___ Выбранный отрывок

В помощь голодающим в Поволжье международные организации начали поставлять продукты. Открылась столовая и в селе, где кормили круглых сирот, оставшихся без родителей. Сиротский детский приют, организованный зимой 1922 года, просуществовал 17 лет. Полного учета погибших нет, и потому назвать цифру не берусь. Умерших, от голода хоронили на кладбище, едва засыпав землей. Случалось, на могилу матери клали детей, а крест православный стоял один на всех. В дореволюционное время каждого умершего хоронили под звон церковного колокола. В голодную зиму колокол молчал. Его разбили активисты, свои же односельчане в накануне голода,стяну канатом.
Наконец долгожданное солнце начало припекать стены  ветхих домов, строений и склоны гор. В образовавшихся проталинах начали появляться еле заметные травинки. Вдоль родников и в болотистых местах зацвели желтые бутики Мать-и-мачехи, называемые чувашами мать травой. Именно эти растения стали вожделенными для обессилевших людей. Появление любой травы обозначало жизнь на земле. До первоцвета и горицвета было еще далеко, но на высоких склонах гор со дня на день могли появиться дикий лук и листочки Богородицы травы. Люди мечтали о крапиве. Весна наступала, но людям не верилось, что голодная зима позади, а впереди Солнце, Тепло и Жизнь. Отелились чудом уцелевшие коровы. С таянием снегов прибавилось забот у местных властей. Из-под снега торчали трупы замерзших нищих. Их свезли в общую могилу на краю кладбища. Потускневшие глаза ребятни начали выражать надежду и радость к жизни. Только многие дома сиротливо стояли забитыми досками. Взрослые и дети целями днями копошились на берегу речки Тумбарлинки, разными способами вылавливая рыбу.  К вечеру запах ухи дразнил аппетит голодных людей. Едва оттаявшую землю в огородах начали копать в поисках прошлогодней картошки. Раскопав несколько штук, здесь же, очистив тонкую кожуру, пекли блины на сковородке,  вкуснее которого не было блюда. От обессоленной еды и отсутствия витаминов у многих начали выпадать зубы. Началась подготовка к посевным работам. На лошадей, поголовье которых сократилось вдвое, жалко было смотреть. Многие висели подвешенные, так как стоять на ногах не могли. Из ж/д станции Ютаза завезли семена ржи и овса. Под надежную охрану разгрузили в амбар. По составленным спискам крестьянам, имевшим лошадей, раздали по пуду овса, и хозяева почти с руки кормили единственную надежду на будущий урожай. Ведь им предстояло пахать сотни десятин земли. Голод продолжался. Женщины и дети ежедневно уходили в лес с мешками и приносили полные мешки съедобных трав. Мои родители так хорошо разбирались в съедобных травах, что и я их запомнил не менее двух десятков, включая корни растений. С огромным усилием крестьяне посеяли яровые, почву под посев копали лопатами. Из-за нехватки семян площади посевных упали вдвое и составили не более 350-400 десятин. На большее не хватило сил, да и население убавилось на треть. Из-за отсутствия семян картофеля  в землю высаживали глазки с тонкой кожурой.

______

Письменное задание>
Определите, согласуются ли с отрывком о голоде в Поволжье утверждения (а) «сиротский приют, открытый зимой 1922 года, проработал 17 лет», (б) «овёс раздали всем крестьянам села поровну» и (в) «посевные площади сократились втрое». Для каждого ответьте «да» или «нет» и дословно приведите решающие слова отрывка. Приведённые далее строки с отрывком никак не связаны.

___ Извлечённые данные

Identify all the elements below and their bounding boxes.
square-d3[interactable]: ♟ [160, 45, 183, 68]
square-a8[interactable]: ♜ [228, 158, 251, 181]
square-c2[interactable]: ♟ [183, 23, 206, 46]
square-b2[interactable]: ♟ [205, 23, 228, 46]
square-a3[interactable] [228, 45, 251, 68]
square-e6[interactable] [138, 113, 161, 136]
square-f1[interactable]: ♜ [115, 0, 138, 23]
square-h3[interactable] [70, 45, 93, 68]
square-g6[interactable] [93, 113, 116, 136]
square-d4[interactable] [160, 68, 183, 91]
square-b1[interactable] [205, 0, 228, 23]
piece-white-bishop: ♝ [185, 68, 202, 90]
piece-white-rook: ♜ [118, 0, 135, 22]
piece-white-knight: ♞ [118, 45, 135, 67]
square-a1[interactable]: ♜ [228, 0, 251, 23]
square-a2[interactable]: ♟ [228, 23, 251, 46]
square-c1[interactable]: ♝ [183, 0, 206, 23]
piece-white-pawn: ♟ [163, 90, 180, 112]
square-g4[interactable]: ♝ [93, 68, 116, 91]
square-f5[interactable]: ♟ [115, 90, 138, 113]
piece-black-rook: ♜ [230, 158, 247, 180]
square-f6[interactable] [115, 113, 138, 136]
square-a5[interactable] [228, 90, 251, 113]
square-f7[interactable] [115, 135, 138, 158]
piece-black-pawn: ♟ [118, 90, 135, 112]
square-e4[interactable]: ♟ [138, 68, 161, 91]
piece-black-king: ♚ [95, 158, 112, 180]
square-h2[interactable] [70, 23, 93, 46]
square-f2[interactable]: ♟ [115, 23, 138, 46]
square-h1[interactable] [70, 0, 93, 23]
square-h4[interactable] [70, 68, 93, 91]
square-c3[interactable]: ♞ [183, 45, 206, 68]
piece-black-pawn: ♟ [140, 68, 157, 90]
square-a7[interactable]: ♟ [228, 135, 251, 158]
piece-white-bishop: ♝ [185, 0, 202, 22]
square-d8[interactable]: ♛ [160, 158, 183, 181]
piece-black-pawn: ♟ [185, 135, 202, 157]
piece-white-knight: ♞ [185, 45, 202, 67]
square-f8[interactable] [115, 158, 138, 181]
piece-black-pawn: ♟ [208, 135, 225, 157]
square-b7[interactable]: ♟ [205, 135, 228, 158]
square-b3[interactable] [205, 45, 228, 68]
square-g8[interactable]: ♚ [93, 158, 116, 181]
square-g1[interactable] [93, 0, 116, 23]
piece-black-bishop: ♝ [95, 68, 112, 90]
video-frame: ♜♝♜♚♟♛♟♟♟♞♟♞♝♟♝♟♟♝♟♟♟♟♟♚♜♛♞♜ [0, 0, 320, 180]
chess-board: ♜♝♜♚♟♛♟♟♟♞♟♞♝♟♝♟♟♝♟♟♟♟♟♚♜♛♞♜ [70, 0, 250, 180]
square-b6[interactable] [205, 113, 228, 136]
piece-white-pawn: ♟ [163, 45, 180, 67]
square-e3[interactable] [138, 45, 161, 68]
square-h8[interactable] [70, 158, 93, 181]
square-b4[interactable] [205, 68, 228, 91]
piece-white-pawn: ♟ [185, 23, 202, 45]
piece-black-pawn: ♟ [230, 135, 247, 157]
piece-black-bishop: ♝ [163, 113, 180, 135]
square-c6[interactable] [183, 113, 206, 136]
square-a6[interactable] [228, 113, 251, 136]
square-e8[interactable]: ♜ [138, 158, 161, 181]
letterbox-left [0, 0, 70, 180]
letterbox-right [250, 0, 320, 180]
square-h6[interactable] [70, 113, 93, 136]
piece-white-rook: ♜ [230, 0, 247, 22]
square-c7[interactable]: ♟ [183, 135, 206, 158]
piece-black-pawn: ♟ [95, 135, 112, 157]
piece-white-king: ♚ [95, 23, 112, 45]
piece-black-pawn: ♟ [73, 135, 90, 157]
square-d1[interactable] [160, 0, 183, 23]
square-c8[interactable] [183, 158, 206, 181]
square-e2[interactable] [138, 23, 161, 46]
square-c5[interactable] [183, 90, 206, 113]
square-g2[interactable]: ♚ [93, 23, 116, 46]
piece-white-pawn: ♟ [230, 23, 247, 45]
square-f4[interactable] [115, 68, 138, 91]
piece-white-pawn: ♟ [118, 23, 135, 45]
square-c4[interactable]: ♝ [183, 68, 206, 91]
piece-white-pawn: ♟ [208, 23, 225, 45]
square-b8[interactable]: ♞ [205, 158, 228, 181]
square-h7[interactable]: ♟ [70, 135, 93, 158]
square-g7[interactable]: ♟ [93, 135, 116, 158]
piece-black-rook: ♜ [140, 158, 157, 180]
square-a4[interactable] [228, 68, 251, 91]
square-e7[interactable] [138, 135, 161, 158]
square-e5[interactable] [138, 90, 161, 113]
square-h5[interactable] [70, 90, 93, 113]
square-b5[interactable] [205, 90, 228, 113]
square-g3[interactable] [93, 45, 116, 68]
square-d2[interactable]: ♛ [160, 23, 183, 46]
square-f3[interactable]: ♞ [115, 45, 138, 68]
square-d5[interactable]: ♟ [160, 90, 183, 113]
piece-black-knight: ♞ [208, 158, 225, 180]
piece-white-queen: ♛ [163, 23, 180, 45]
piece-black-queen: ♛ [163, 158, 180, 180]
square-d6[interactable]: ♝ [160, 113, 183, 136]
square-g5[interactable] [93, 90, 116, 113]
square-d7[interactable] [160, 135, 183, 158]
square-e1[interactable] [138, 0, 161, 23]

______

Полный ответ>
(а) Да: «Сиротский детский приют, организованный зимой 1922 года, просуществовал 17 лет».
(б) Нет: «По составленным спискам крестьянам, имевшим лошадей, раздали по пуду овса».
(в) Нет: «Из-за нехватки семян площади посевных упали вдвое и составили не более 350-400 десятин».